## Aim
Present the following data again exactly as it is shown.

------------------------------------

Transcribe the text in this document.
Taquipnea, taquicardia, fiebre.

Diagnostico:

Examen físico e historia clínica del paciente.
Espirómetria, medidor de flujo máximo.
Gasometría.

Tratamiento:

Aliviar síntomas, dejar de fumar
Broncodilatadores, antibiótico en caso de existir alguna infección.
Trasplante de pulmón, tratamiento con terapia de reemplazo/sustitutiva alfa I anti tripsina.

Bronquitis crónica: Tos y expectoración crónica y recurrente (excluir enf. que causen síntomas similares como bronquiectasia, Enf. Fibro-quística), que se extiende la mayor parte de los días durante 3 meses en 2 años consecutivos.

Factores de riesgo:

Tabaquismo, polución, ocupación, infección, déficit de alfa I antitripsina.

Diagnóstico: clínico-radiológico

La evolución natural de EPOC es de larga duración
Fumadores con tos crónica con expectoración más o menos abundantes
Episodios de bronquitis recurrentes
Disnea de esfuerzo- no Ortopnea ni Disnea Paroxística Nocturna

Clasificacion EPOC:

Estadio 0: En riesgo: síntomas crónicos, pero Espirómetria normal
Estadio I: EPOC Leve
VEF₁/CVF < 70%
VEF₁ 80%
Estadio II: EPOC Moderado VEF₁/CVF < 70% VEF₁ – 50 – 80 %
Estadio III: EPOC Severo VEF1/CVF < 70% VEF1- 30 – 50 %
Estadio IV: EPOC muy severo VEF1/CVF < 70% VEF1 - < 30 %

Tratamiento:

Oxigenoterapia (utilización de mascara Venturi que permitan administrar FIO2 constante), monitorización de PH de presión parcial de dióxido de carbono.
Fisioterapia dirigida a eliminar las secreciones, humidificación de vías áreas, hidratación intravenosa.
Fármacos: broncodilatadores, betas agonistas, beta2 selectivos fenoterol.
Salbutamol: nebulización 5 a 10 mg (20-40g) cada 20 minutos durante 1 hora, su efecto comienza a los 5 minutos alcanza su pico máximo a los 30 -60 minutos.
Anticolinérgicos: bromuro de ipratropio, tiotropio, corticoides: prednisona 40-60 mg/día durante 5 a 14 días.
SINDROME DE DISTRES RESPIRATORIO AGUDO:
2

------------------------------------

## Written reply
Transcribe the text in this document.
Taquipnea, taquicardia, fiebre.

Diagnostico:

Examen físico e historia clínica del paciente.
Espirómetria, medidor de flujo máximo.
Gasometría.

Tratamiento:

Aliviar síntomas, dejar de fumar
Broncodilatadores, antibiótico en caso de existir alguna infección.
Trasplante de pulmón, tratamiento con terapia de reemplazo/sustitutiva alfa I anti tripsina.

Bronquitis crónica: Tos y expectoración crónica y recurrente (excluir enf. que causen síntomas similares como bronquiectasia, Enf. Fibro-quística), que se extiende la mayor parte de los días durante 3 meses en 2 años consecutivos.

Factores de riesgo:

Tabaquismo, polución, ocupación, infección, déficit de alfa I antitripsina.

Diagnóstico: clínico-radiológico

La evolución natural de EPOC es de larga duración
Fumadores con tos crónica con expectoración más o menos abundantes
Episodios de bronquitis recurrentes
Disnea de esfuerzo- no Ortopnea ni Disnea Paroxística Nocturna

Clasificacion EPOC:

Estadio 0: En riesgo: síntomas crónicos, pero Espirómetria normal
Estadio I: EPOC Leve
VEF₁/CVF < 70%
VEF₁ 80%
Estadio II: EPOC Moderado VEF₁/CVF < 70% VEF₁ – 50 – 80 %
Estadio III: EPOC Severo VEF1/CVF < 70% VEF1- 30 – 50 %
Estadio IV: EPOC muy severo VEF1/CVF < 70% VEF1 - < 30 %

Tratamiento:

Oxigenoterapia (utilización de mascara Venturi que permitan administrar FIO2 constante), monitorización de PH de presión parcial de dióxido de carbono.
Fisioterapia dirigida a eliminar las secreciones, humidificación de vías áreas, hidratación intravenosa.
Fármacos: broncodilatadores, betas agonistas, beta2 selectivos fenoterol.
Salbutamol: nebulización 5 a 10 mg (20-40g) cada 20 minutos durante 1 hora, su efecto comienza a los 5 minutos alcanza su pico máximo a los 30 -60 minutos.
Anticolinérgicos: bromuro de ipratropio, tiotropio, corticoides: prednisona 40-60 mg/día durante 5 a 14 días.
SINDROME DE DISTRES RESPIRATORIO AGUDO:
2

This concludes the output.